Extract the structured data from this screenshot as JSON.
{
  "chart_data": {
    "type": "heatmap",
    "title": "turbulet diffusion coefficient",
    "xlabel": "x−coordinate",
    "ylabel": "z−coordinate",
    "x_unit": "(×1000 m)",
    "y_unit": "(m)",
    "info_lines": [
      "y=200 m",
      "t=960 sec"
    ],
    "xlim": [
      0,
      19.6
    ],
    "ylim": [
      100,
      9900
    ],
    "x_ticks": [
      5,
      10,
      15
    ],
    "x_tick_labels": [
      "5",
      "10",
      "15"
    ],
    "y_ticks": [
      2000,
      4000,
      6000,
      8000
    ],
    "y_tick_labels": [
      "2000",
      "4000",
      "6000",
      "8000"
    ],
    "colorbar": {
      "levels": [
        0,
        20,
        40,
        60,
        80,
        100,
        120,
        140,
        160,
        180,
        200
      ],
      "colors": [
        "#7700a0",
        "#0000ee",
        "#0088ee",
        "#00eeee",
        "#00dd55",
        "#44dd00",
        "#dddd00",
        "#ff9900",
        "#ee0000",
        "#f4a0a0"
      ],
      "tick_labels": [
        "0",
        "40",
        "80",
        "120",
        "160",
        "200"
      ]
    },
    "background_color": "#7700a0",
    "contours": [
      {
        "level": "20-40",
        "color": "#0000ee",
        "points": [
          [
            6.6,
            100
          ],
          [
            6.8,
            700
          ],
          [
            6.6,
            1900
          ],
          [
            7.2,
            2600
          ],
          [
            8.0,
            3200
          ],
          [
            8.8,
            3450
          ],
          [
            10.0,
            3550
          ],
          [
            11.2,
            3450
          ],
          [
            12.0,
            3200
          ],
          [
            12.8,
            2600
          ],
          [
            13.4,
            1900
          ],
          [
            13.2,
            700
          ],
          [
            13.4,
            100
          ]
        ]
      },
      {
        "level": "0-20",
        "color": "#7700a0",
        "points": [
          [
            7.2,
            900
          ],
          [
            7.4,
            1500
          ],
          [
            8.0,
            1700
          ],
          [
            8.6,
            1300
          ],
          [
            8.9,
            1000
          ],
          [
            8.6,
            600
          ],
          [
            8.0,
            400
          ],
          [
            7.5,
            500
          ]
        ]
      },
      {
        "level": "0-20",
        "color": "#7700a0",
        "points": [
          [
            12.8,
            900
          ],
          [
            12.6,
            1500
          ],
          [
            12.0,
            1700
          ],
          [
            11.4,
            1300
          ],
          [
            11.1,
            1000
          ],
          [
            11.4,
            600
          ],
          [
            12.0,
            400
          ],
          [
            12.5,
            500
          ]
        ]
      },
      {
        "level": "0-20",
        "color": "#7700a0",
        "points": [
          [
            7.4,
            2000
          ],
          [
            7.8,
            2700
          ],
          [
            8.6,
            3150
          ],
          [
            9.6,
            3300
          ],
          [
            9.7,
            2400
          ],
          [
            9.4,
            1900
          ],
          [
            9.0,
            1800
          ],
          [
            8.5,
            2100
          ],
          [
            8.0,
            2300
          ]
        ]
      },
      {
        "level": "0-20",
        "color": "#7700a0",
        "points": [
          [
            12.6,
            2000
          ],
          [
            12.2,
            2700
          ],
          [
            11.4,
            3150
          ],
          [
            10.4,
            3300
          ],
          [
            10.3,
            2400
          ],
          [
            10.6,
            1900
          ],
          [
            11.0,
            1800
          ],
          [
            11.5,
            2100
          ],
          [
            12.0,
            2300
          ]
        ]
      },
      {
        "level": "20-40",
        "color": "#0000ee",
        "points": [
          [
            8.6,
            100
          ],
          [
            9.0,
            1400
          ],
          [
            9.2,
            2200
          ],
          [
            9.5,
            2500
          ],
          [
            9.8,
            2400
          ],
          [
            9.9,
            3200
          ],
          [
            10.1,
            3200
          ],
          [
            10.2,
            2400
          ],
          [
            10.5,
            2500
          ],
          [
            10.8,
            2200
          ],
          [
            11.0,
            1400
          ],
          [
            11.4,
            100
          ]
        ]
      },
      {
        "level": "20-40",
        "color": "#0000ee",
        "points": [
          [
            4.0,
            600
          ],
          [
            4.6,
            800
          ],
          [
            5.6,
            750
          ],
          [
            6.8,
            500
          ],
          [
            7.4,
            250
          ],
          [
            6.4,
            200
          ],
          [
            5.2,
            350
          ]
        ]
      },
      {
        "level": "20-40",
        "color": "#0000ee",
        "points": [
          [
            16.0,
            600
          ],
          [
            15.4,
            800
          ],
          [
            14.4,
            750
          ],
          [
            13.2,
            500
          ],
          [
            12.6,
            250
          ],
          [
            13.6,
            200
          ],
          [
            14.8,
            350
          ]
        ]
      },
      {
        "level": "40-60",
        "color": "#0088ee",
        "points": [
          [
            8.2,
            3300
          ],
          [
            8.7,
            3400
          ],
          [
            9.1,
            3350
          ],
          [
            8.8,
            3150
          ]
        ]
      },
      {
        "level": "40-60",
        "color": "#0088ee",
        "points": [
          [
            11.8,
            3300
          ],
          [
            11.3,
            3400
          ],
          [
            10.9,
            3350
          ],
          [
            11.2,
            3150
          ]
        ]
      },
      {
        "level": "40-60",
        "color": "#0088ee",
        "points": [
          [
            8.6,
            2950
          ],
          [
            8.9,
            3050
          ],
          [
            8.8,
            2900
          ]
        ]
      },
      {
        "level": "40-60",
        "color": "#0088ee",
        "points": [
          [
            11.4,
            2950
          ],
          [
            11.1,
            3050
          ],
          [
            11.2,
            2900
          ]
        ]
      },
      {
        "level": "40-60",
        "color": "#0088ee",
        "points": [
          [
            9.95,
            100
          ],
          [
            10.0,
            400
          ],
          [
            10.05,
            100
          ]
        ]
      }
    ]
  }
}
--
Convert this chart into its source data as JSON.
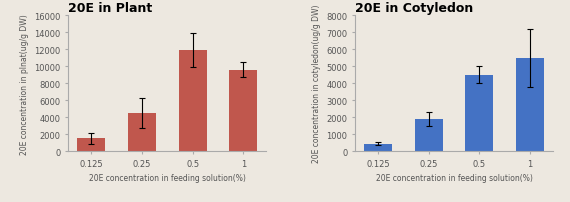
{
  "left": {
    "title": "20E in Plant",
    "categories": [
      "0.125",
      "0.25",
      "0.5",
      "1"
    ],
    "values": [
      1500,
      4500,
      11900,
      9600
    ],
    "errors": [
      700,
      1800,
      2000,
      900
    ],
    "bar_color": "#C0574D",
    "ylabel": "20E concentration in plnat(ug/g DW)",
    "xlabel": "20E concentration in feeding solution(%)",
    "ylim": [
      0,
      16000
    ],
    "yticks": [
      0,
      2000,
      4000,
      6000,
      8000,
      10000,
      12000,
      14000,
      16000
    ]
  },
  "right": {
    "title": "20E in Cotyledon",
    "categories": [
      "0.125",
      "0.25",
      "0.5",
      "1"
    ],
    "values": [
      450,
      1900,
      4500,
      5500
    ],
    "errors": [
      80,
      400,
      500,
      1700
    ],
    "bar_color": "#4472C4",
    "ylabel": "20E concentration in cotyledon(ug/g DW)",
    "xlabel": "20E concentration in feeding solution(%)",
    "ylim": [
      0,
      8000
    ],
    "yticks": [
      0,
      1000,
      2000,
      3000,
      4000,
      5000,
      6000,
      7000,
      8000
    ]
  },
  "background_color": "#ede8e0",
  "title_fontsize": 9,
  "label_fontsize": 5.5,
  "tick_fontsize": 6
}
--
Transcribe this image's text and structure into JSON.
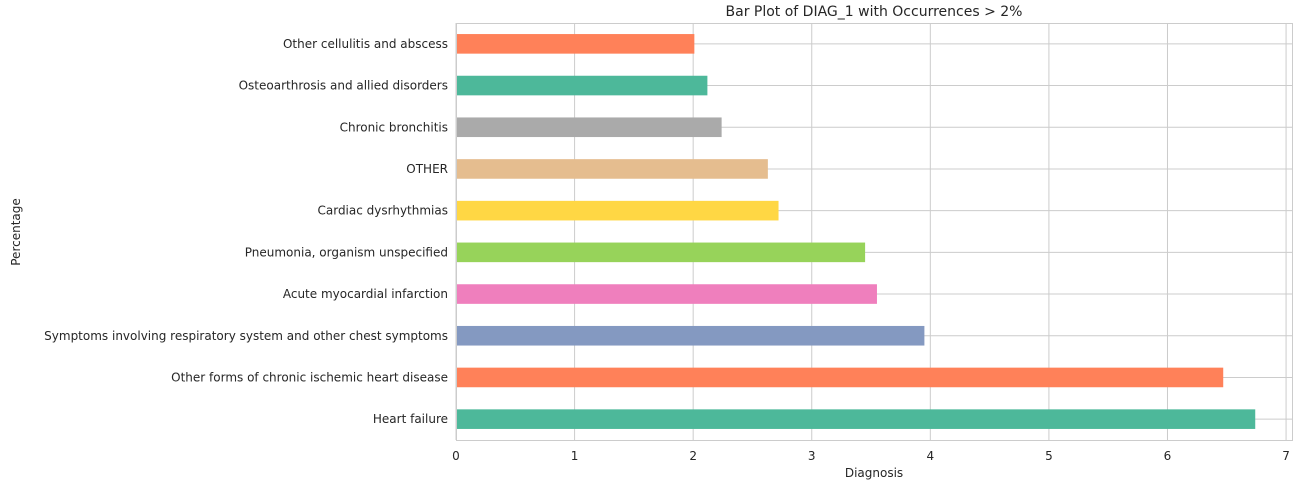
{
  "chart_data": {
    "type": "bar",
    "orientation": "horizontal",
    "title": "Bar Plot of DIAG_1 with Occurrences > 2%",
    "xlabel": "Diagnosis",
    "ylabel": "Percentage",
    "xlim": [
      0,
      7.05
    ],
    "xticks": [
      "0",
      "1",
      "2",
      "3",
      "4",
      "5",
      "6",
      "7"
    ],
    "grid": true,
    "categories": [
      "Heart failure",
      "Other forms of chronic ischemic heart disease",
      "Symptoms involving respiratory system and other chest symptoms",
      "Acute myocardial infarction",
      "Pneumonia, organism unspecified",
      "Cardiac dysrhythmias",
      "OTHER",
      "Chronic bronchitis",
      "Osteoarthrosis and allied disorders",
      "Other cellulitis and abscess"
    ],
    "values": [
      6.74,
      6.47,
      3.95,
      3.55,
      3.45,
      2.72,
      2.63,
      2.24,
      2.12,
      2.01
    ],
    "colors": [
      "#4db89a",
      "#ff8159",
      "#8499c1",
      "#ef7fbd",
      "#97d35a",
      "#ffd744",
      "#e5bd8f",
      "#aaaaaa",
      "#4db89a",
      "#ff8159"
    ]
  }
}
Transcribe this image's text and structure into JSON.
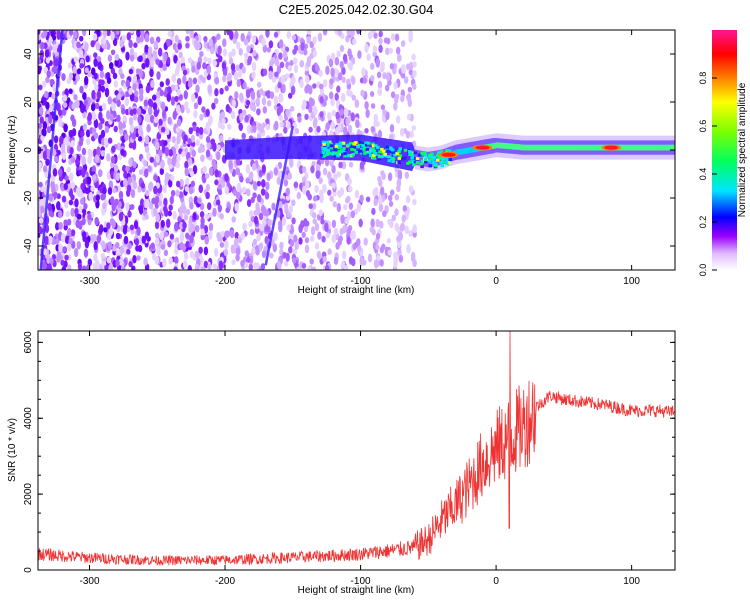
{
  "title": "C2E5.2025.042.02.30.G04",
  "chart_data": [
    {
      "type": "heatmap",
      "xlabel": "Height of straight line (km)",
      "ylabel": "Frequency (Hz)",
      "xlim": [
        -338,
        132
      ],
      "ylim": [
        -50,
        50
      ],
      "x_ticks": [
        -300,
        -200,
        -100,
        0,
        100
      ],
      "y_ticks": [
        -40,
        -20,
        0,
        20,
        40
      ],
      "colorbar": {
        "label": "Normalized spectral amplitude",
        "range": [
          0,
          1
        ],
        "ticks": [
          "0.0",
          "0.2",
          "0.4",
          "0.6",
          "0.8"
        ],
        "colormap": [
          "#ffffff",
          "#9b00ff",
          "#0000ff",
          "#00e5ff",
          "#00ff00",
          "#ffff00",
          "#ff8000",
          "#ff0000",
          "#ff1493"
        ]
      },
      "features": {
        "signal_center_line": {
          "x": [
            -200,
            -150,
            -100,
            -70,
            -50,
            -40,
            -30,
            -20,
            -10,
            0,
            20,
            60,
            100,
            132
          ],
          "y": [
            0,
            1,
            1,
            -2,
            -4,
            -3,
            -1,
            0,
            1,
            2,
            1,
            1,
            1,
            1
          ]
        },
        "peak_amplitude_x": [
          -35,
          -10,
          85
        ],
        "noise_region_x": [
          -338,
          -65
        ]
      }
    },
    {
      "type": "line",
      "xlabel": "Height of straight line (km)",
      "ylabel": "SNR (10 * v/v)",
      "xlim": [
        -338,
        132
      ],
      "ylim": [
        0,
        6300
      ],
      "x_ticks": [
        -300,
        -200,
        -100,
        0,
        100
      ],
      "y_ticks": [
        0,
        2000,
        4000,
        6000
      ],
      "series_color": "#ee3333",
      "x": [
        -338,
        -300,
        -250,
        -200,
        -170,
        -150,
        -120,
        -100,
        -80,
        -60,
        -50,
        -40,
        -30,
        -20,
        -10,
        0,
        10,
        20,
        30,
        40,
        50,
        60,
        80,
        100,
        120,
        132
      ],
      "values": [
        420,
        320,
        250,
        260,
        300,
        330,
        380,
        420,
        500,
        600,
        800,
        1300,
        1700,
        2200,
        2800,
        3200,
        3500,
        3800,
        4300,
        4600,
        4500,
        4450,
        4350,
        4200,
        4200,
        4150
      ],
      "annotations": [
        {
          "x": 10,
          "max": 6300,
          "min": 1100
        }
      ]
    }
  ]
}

* Directive *
Identify lines with the string "JSON". Copy each one.

* Task output *
Extract the structured data from this screenshot as JSON.
Convert this chart into its source data as JSON.
Transcribe this image's text and structure into JSON.
Transcribe this image's text and structure into JSON.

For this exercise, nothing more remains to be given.